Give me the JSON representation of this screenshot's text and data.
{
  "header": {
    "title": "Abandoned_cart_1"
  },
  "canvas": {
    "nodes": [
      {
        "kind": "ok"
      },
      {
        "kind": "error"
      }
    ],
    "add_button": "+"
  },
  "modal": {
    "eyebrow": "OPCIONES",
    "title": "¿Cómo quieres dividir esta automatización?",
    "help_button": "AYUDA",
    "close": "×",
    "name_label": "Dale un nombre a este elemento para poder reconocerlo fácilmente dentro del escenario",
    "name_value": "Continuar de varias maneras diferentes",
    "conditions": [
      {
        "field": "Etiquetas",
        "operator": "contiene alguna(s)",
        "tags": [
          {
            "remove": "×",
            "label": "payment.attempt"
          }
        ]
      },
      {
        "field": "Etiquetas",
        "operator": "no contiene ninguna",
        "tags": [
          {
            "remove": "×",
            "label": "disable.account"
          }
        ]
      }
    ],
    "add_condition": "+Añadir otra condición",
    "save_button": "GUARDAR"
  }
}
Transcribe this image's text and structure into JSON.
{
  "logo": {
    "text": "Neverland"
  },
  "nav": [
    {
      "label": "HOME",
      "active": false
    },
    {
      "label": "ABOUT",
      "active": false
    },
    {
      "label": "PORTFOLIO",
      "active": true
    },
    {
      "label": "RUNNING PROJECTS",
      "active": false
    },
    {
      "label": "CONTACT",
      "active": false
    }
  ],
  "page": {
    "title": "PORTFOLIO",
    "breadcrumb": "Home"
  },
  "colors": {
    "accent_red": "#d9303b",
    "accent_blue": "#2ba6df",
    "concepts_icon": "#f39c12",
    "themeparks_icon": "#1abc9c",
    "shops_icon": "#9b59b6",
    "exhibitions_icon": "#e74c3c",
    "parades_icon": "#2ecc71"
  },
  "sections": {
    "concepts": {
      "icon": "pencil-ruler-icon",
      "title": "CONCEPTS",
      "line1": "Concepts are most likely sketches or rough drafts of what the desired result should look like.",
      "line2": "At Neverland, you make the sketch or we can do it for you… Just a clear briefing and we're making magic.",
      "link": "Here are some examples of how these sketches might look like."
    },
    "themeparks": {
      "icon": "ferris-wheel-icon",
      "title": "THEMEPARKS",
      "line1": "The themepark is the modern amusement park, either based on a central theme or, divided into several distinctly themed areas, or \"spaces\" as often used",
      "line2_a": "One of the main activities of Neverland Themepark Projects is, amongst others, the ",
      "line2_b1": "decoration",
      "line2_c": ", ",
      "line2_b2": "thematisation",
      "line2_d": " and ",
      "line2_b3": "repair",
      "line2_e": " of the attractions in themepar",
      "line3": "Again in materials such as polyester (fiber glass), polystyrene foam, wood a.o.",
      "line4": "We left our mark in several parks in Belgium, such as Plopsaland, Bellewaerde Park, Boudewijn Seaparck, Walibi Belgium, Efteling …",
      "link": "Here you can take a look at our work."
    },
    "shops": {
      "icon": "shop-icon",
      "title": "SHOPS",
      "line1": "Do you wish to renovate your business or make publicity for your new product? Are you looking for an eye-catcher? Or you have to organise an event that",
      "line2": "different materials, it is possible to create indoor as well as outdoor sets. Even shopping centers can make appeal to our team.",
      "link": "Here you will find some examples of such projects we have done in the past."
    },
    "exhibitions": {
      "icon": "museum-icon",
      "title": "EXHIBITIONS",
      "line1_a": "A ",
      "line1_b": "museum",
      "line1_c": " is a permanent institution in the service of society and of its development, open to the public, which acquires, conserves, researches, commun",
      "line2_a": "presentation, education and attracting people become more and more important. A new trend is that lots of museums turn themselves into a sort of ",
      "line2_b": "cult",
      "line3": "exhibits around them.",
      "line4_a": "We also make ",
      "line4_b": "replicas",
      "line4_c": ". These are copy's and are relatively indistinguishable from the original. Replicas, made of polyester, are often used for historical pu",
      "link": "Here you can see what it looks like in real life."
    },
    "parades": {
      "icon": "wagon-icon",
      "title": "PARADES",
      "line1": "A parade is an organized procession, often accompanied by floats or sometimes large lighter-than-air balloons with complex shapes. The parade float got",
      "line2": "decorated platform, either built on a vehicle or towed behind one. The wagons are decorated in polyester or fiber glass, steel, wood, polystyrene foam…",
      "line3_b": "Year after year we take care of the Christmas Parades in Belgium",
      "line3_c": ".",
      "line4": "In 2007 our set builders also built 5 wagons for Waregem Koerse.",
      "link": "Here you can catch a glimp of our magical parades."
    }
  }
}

◇ ◇ ◇

| Challenge |
Give only a number: how many lines of the data hold the string "text"?

| Task output |
3